Objective:
Return every line of the records below verbatim, with no pictures in the copy.

Exercise input:
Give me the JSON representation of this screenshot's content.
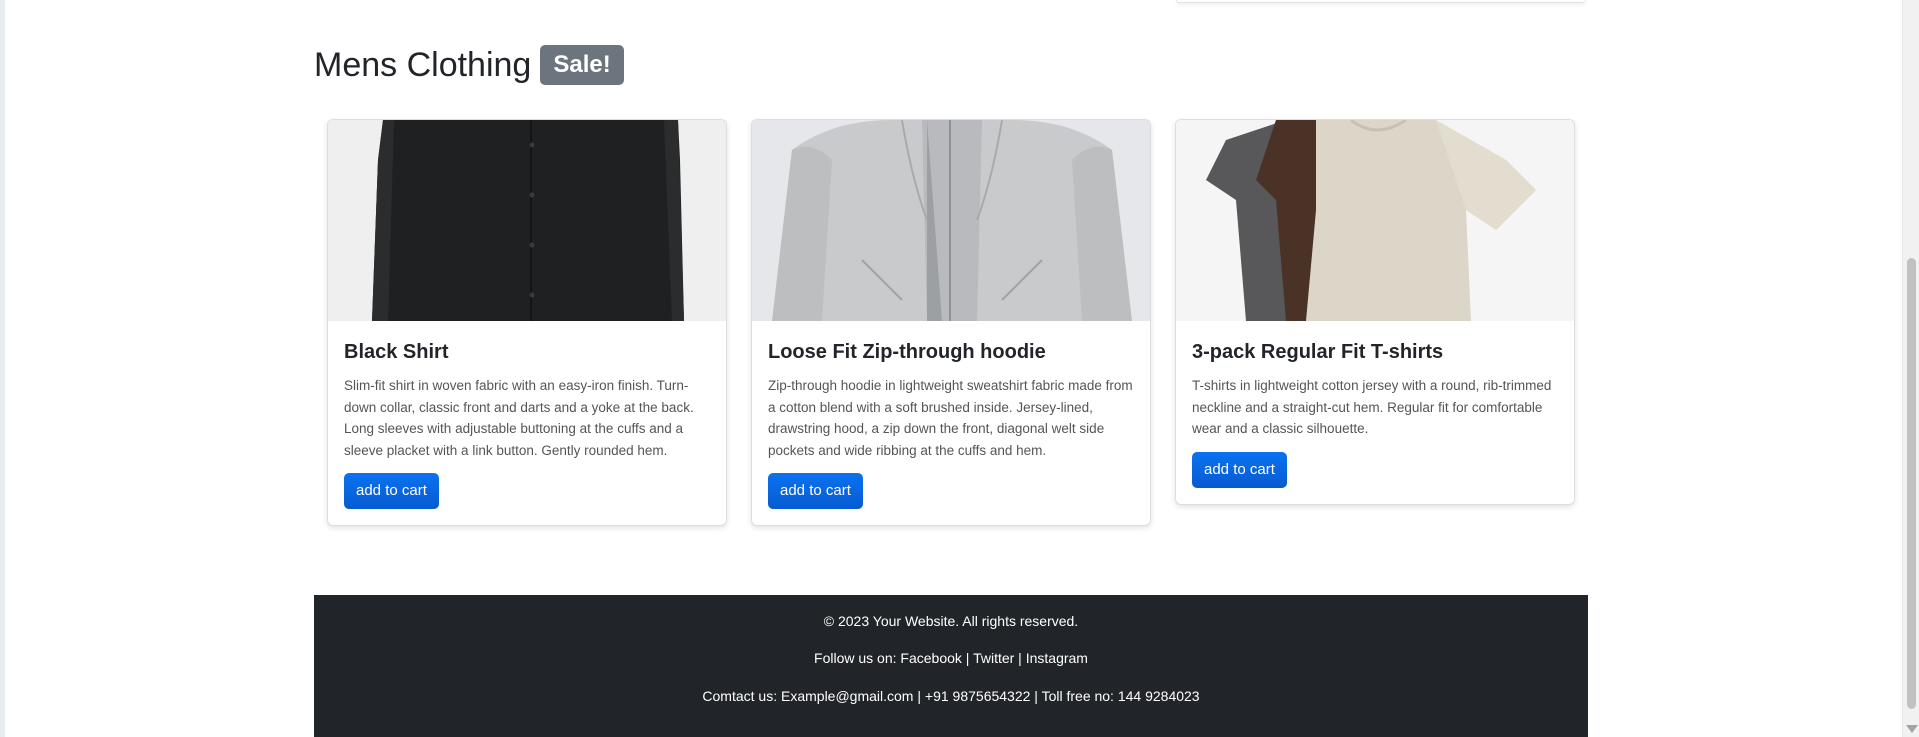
{
  "section": {
    "title": "Mens Clothing",
    "badge": "Sale!"
  },
  "products": [
    {
      "title": "Black Shirt",
      "description": "Slim-fit shirt in woven fabric with an easy-iron finish. Turn-down collar, classic front and darts and a yoke at the back. Long sleeves with adjustable buttoning at the cuffs and a sleeve placket with a link button. Gently rounded hem.",
      "button": "add to cart",
      "image_icon": "black-shirt-image"
    },
    {
      "title": "Loose Fit Zip-through hoodie",
      "description": "Zip-through hoodie in lightweight sweatshirt fabric made from a cotton blend with a soft brushed inside. Jersey-lined, drawstring hood, a zip down the front, diagonal welt side pockets and wide ribbing at the cuffs and hem.",
      "button": "add to cart",
      "image_icon": "grey-hoodie-image"
    },
    {
      "title": "3-pack Regular Fit T-shirts",
      "description": "T-shirts in lightweight cotton jersey with a round, rib-trimmed neckline and a straight-cut hem. Regular fit for comfortable wear and a classic silhouette.",
      "button": "add to cart",
      "image_icon": "tshirts-image"
    }
  ],
  "footer": {
    "copyright": "© 2023 Your Website. All rights reserved.",
    "follow_prefix": "Follow us on: ",
    "social": [
      "Facebook",
      "Twitter",
      "Instagram"
    ],
    "separator": " | ",
    "contact_prefix": "Comtact us: ",
    "email": "Example@gmail.com",
    "phone": "+91 9875654322",
    "tollfree": "Toll free no: 144 9284023"
  },
  "colors": {
    "badge": "#6c757d",
    "button": "#0b6ef0",
    "footer_bg": "#212529"
  }
}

Output for this exercise:
Give me the JSON representation of this screenshot's content.
{
  "section": {
    "title": "Mens Clothing",
    "badge": "Sale!"
  },
  "products": [
    {
      "title": "Black Shirt",
      "description": "Slim-fit shirt in woven fabric with an easy-iron finish. Turn-down collar, classic front and darts and a yoke at the back. Long sleeves with adjustable buttoning at the cuffs and a sleeve placket with a link button. Gently rounded hem.",
      "button": "add to cart",
      "image_icon": "black-shirt-image"
    },
    {
      "title": "Loose Fit Zip-through hoodie",
      "description": "Zip-through hoodie in lightweight sweatshirt fabric made from a cotton blend with a soft brushed inside. Jersey-lined, drawstring hood, a zip down the front, diagonal welt side pockets and wide ribbing at the cuffs and hem.",
      "button": "add to cart",
      "image_icon": "grey-hoodie-image"
    },
    {
      "title": "3-pack Regular Fit T-shirts",
      "description": "T-shirts in lightweight cotton jersey with a round, rib-trimmed neckline and a straight-cut hem. Regular fit for comfortable wear and a classic silhouette.",
      "button": "add to cart",
      "image_icon": "tshirts-image"
    }
  ],
  "footer": {
    "copyright": "© 2023 Your Website. All rights reserved.",
    "follow_prefix": "Follow us on: ",
    "social": [
      "Facebook",
      "Twitter",
      "Instagram"
    ],
    "separator": " | ",
    "contact_prefix": "Comtact us: ",
    "email": "Example@gmail.com",
    "phone": "+91 9875654322",
    "tollfree": "Toll free no: 144 9284023"
  },
  "colors": {
    "badge": "#6c757d",
    "button": "#0b6ef0",
    "footer_bg": "#212529"
  }
}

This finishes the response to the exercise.